### Written task
Write out each line from the data below that includes the word "text".

--- Given records ---

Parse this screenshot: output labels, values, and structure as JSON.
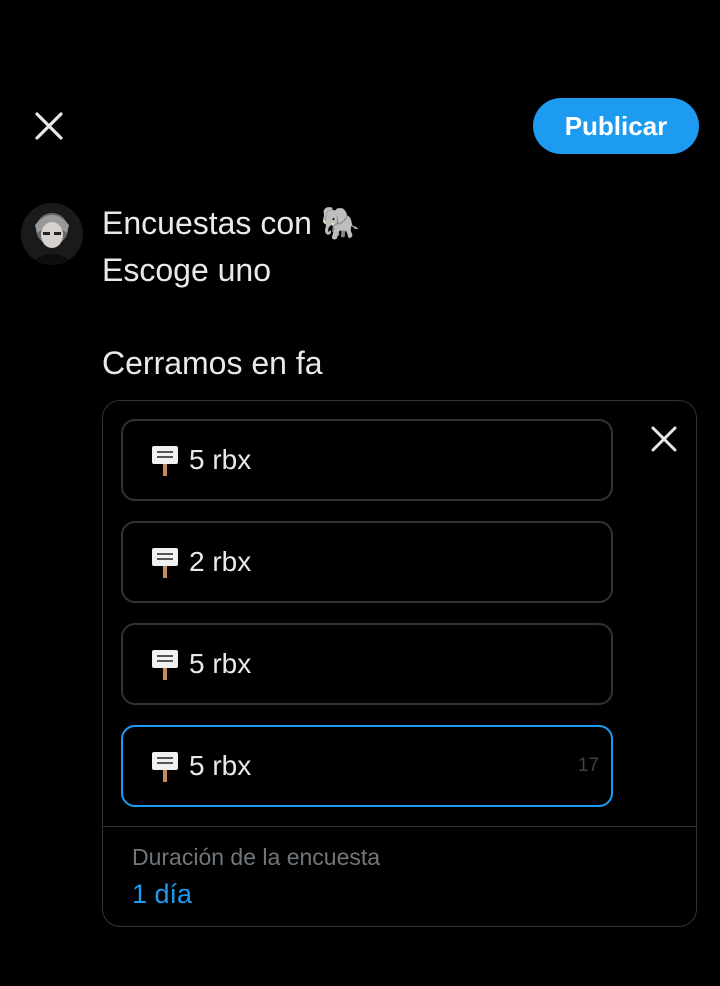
{
  "header": {
    "close_icon": "close-icon",
    "publish_label": "Publicar"
  },
  "compose": {
    "avatar_icon": "avatar",
    "line1": "Encuestas con 🐘",
    "line2": "Escoge uno",
    "line3": "Cerramos en fa"
  },
  "poll": {
    "close_icon": "close-icon",
    "options": [
      {
        "text": "5 rbx"
      },
      {
        "text": "2 rbx"
      },
      {
        "text": "5 rbx"
      },
      {
        "text": "5 rbx",
        "counter": "17"
      }
    ],
    "duration_label": "Duración de la encuesta",
    "duration_value": "1 día"
  },
  "colors": {
    "accent": "#1d9bf0",
    "background": "#000000",
    "border": "#2f3336",
    "muted": "#71767b"
  }
}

---

### Answer to the exercise
        "text": "5 rbx"
        "text": "2 rbx"
        "text": "5 rbx"
        "text": "5 rbx",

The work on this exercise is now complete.